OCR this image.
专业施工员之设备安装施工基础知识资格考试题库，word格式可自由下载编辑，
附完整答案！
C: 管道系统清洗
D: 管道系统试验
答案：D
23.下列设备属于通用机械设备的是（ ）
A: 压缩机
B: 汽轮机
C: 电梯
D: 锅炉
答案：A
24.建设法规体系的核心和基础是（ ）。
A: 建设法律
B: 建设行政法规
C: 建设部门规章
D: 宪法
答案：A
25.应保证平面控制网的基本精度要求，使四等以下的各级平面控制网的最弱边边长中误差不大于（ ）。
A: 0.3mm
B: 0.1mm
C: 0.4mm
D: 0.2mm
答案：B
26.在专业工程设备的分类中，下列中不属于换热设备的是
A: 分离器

***

[WRITTEN TASK]
Every line above should be printed again exactly as it stands.

[CORRECT RESPONSE]
OCR this image.
专业施工员之设备安装施工基础知识资格考试题库，word格式可自由下载编辑，
附完整答案！
C: 管道系统清洗
D: 管道系统试验
答案：D
23.下列设备属于通用机械设备的是（ ）
A: 压缩机
B: 汽轮机
C: 电梯
D: 锅炉
答案：A
24.建设法规体系的核心和基础是（ ）。
A: 建设法律
B: 建设行政法规
C: 建设部门规章
D: 宪法
答案：A
25.应保证平面控制网的基本精度要求，使四等以下的各级平面控制网的最弱边边长中误差不大于（ ）。
A: 0.3mm
B: 0.1mm
C: 0.4mm
D: 0.2mm
答案：B
26.在专业工程设备的分类中，下列中不属于换热设备的是
A: 分离器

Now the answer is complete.